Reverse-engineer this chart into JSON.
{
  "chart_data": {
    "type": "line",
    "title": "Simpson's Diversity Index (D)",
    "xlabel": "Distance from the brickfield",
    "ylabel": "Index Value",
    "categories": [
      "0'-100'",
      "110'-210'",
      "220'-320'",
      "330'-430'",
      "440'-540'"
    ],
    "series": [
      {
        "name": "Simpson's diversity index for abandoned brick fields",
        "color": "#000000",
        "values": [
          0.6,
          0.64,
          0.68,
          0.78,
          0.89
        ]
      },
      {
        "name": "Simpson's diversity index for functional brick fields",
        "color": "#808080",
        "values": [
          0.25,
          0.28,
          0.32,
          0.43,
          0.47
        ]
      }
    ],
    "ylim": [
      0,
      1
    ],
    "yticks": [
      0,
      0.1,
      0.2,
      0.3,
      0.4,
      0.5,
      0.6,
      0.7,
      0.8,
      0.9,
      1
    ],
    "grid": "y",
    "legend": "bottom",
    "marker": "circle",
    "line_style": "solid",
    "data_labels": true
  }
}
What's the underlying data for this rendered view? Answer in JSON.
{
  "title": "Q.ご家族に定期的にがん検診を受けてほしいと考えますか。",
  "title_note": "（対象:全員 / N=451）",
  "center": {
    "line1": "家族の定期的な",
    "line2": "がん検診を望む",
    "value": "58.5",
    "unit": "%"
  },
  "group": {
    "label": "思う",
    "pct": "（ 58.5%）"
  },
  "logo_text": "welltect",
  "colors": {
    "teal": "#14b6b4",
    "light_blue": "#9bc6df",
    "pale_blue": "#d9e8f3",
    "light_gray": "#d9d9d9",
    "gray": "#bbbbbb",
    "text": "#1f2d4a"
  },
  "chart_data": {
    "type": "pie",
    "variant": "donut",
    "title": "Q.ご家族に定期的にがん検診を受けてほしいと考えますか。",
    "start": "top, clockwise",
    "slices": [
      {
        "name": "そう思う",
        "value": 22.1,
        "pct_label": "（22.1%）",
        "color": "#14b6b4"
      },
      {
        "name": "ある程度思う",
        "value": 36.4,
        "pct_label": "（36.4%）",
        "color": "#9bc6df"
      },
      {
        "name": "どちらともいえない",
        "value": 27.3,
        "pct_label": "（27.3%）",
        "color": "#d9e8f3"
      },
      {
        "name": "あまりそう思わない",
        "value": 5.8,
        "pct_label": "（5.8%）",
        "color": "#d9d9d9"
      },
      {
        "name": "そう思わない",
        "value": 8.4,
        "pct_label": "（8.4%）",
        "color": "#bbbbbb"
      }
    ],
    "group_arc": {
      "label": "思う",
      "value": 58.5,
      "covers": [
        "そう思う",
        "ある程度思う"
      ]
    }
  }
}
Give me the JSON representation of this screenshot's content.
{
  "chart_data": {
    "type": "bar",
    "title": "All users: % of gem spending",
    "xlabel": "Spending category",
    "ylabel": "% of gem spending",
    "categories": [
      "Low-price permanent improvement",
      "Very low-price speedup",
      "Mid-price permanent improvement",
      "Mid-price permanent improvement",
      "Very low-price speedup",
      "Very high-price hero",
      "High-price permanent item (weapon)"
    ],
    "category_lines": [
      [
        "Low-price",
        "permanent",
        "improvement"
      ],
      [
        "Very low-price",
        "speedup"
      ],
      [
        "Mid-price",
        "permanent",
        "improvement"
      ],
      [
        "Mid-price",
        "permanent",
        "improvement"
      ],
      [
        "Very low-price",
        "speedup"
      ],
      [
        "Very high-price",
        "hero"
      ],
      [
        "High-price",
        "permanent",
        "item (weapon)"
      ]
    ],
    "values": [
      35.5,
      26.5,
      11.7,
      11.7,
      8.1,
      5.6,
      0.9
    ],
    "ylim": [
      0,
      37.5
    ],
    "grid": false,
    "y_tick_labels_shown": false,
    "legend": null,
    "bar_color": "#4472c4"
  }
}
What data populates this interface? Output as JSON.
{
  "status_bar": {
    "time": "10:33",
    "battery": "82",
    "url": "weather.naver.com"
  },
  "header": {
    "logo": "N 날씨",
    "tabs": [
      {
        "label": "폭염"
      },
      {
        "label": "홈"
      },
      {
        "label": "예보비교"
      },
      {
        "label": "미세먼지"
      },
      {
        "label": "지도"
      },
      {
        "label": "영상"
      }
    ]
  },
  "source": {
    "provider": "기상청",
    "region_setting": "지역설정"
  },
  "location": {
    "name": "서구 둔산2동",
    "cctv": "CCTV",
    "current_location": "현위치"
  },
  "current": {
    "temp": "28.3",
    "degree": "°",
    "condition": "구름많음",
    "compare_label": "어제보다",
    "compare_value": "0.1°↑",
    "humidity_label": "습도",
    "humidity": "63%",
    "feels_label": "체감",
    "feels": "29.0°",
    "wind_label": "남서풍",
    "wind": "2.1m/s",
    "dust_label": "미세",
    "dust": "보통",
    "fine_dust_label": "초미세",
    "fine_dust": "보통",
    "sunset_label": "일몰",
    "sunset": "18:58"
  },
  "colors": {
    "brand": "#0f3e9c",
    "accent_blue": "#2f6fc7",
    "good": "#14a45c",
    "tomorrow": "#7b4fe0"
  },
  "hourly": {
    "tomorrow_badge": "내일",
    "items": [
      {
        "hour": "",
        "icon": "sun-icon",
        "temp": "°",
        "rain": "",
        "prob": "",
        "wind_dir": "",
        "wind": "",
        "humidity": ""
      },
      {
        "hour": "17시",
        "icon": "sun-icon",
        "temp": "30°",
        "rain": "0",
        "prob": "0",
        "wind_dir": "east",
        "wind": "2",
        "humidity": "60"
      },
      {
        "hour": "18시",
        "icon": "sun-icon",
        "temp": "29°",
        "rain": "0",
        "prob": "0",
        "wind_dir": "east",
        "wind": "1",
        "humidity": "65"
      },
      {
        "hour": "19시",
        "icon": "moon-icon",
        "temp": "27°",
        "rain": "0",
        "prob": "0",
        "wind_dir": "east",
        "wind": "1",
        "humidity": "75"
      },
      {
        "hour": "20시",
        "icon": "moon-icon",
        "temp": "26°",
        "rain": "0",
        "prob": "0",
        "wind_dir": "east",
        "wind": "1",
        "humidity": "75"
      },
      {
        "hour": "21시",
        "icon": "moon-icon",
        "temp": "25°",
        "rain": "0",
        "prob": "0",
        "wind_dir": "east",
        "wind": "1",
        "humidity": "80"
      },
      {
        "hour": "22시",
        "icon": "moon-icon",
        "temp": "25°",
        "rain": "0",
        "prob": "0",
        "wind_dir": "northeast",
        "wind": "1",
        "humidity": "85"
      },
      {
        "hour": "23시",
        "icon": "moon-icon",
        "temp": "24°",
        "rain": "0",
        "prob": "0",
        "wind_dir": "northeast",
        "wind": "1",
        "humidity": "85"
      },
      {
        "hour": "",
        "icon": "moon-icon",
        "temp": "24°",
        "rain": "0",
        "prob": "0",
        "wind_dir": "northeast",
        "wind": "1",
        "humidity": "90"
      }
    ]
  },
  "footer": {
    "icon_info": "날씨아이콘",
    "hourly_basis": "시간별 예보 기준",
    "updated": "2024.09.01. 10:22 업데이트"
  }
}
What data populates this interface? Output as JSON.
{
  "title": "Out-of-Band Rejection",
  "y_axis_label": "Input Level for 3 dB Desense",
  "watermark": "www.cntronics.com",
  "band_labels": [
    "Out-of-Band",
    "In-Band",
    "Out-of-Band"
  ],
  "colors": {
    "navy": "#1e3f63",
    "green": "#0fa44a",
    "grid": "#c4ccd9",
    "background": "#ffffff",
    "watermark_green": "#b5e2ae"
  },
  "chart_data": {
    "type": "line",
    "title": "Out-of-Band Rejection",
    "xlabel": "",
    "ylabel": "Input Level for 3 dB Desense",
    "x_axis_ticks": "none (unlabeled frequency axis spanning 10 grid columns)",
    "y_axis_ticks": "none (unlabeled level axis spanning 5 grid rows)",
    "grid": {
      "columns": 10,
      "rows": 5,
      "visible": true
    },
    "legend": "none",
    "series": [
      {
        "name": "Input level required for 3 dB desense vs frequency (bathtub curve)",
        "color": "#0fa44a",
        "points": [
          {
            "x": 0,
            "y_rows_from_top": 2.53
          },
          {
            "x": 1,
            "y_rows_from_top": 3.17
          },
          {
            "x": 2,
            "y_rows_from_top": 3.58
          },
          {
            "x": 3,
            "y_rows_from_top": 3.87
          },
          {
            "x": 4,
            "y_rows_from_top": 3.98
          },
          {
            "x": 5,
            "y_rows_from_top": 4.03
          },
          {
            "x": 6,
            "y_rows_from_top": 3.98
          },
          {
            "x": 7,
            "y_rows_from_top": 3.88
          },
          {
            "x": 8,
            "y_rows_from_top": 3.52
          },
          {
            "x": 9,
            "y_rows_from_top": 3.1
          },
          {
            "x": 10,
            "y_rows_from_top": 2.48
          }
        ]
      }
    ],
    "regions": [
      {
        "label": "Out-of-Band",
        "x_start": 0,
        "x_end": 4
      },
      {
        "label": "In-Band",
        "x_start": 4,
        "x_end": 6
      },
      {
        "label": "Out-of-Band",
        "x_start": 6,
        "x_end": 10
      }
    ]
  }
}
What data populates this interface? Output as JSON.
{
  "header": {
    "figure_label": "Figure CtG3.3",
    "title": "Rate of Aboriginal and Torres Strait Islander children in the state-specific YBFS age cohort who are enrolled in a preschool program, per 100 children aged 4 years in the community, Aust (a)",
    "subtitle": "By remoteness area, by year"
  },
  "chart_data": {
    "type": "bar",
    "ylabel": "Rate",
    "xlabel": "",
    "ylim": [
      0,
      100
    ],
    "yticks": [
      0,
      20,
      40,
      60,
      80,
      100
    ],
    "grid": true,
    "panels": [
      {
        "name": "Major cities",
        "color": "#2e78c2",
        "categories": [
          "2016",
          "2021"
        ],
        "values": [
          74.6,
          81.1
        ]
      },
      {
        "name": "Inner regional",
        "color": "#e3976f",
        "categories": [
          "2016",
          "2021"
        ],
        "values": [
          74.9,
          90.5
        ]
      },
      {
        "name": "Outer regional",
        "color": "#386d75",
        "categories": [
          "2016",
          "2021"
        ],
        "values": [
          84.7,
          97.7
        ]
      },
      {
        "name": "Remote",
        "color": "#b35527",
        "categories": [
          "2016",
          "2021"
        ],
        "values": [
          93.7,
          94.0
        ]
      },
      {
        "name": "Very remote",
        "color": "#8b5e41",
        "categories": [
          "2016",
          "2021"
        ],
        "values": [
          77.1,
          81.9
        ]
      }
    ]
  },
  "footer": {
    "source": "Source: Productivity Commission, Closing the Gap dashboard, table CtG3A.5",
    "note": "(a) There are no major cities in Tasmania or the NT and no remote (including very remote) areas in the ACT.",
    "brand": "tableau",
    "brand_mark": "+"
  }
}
◇ ◇ ◇
Instructions to follow -
Determine the number of lines in these entries that contain the word "grid", and write only that number.

Complete response -
7